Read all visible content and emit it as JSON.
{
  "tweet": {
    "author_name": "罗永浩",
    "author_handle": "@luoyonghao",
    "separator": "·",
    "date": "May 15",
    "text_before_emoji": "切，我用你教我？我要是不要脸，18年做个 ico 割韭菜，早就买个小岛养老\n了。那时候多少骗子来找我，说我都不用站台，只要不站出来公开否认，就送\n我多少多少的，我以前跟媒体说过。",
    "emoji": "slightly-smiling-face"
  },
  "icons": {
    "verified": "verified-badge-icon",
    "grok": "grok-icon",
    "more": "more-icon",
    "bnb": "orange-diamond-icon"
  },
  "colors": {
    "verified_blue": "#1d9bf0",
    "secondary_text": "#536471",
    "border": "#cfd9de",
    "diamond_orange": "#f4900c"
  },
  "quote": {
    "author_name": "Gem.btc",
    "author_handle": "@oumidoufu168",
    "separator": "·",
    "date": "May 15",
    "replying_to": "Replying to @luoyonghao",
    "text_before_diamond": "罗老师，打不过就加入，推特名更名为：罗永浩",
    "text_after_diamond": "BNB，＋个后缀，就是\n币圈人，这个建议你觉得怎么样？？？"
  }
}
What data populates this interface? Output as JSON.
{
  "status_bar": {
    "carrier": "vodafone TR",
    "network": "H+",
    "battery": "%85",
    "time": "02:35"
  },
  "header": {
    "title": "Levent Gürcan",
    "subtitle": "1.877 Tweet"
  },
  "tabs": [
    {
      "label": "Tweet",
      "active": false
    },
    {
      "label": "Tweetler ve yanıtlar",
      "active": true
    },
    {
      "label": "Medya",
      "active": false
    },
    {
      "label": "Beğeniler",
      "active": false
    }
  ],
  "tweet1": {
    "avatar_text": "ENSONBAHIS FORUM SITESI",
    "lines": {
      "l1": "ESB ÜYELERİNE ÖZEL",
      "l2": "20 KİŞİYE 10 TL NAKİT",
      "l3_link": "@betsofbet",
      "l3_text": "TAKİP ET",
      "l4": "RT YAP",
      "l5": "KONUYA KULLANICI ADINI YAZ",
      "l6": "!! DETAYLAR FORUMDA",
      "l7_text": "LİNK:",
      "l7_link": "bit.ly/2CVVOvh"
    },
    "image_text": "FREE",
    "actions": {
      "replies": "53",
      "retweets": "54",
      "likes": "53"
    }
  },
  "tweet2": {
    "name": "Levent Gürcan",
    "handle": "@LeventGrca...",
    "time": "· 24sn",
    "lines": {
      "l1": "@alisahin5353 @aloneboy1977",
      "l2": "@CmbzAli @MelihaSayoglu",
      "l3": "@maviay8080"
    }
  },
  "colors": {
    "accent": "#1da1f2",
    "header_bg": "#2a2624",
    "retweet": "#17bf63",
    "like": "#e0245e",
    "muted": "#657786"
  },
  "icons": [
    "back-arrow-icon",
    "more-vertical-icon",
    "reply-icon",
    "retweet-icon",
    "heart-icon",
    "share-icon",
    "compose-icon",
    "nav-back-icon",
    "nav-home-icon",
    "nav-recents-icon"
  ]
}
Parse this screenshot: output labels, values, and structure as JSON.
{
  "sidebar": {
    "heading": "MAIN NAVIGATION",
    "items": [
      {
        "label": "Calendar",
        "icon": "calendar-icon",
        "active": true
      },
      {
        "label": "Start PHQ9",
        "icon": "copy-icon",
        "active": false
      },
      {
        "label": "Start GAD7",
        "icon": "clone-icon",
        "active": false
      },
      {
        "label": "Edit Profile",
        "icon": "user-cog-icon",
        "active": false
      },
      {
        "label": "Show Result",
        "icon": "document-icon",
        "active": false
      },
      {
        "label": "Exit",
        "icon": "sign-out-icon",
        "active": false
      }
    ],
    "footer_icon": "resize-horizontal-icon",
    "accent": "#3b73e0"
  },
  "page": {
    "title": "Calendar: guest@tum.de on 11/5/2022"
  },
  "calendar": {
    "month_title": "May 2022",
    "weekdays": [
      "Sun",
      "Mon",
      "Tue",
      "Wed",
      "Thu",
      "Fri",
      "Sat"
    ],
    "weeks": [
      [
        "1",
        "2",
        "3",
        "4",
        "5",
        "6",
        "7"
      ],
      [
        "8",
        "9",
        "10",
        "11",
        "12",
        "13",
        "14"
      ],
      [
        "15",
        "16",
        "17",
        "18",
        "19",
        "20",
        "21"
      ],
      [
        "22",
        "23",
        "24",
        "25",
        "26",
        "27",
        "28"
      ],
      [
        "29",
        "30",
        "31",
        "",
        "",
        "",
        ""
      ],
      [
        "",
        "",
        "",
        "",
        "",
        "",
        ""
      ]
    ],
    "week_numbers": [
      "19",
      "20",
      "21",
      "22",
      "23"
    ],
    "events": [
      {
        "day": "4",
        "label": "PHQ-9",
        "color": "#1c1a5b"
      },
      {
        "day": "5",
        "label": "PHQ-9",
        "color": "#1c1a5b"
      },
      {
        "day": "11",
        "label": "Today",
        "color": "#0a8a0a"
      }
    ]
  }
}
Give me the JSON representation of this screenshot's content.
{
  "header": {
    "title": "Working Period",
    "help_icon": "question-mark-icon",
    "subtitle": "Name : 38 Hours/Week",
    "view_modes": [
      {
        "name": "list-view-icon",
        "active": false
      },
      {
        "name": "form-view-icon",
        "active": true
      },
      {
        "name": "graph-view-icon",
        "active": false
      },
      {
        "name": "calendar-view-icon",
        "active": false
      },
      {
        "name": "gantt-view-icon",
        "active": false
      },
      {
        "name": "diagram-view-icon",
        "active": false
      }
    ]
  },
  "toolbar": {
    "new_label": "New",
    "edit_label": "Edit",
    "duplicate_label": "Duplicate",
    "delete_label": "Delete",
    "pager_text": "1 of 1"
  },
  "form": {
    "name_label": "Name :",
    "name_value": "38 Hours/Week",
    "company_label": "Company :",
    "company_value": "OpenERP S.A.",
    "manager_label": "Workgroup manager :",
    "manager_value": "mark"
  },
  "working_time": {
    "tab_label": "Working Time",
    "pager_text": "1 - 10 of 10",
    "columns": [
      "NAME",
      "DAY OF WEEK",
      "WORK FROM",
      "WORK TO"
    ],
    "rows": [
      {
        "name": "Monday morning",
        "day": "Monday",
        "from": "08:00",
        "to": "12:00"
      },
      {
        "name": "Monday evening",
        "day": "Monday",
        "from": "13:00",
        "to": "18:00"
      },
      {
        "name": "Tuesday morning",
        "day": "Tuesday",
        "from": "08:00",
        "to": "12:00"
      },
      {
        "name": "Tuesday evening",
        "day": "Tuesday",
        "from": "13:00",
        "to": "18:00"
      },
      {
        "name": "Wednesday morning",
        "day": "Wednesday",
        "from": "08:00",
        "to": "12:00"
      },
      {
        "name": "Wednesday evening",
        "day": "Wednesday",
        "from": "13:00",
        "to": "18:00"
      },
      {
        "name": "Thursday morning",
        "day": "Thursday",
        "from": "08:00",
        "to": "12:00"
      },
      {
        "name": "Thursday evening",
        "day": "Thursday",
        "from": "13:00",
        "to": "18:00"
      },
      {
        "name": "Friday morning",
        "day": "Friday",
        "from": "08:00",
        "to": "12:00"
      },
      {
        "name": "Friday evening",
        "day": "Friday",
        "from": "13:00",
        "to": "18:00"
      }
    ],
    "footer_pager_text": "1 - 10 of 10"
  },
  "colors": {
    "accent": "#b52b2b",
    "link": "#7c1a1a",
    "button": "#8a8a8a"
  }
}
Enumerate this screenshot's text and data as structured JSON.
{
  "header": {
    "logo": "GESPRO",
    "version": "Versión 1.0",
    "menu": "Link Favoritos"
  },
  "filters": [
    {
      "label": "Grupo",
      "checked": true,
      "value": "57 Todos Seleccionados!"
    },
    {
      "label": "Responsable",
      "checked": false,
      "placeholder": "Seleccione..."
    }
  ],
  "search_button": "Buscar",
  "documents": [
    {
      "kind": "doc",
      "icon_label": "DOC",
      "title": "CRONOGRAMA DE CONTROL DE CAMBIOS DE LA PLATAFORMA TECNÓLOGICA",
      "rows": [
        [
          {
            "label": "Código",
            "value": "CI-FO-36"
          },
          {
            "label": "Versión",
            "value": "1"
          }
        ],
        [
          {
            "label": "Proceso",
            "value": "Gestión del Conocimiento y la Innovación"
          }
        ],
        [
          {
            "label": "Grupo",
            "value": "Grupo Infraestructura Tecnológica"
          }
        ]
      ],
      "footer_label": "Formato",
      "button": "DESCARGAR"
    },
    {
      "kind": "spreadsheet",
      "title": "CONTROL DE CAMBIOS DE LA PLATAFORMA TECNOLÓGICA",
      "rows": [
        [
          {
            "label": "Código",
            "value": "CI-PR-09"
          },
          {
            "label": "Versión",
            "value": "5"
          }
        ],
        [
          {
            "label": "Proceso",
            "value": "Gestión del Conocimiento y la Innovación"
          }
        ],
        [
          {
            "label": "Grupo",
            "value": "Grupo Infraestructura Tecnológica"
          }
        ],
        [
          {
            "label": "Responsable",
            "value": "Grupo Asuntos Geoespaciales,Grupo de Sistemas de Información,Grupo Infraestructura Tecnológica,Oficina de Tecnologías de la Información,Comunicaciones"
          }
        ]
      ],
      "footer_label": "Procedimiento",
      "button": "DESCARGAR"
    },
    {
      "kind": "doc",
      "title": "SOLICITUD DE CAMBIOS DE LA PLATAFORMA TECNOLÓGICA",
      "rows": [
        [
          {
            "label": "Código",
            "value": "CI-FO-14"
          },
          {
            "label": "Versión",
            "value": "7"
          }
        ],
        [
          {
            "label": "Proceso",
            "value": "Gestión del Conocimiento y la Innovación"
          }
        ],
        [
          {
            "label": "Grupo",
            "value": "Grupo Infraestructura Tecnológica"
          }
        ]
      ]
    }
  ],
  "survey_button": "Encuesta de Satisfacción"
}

WHAT IS ASKED>
Find each line holding the string "Friday" and copy it out.

RESULT>
        "name": "Friday morning",
        "day": "Friday",
        "name": "Friday evening",
        "day": "Friday",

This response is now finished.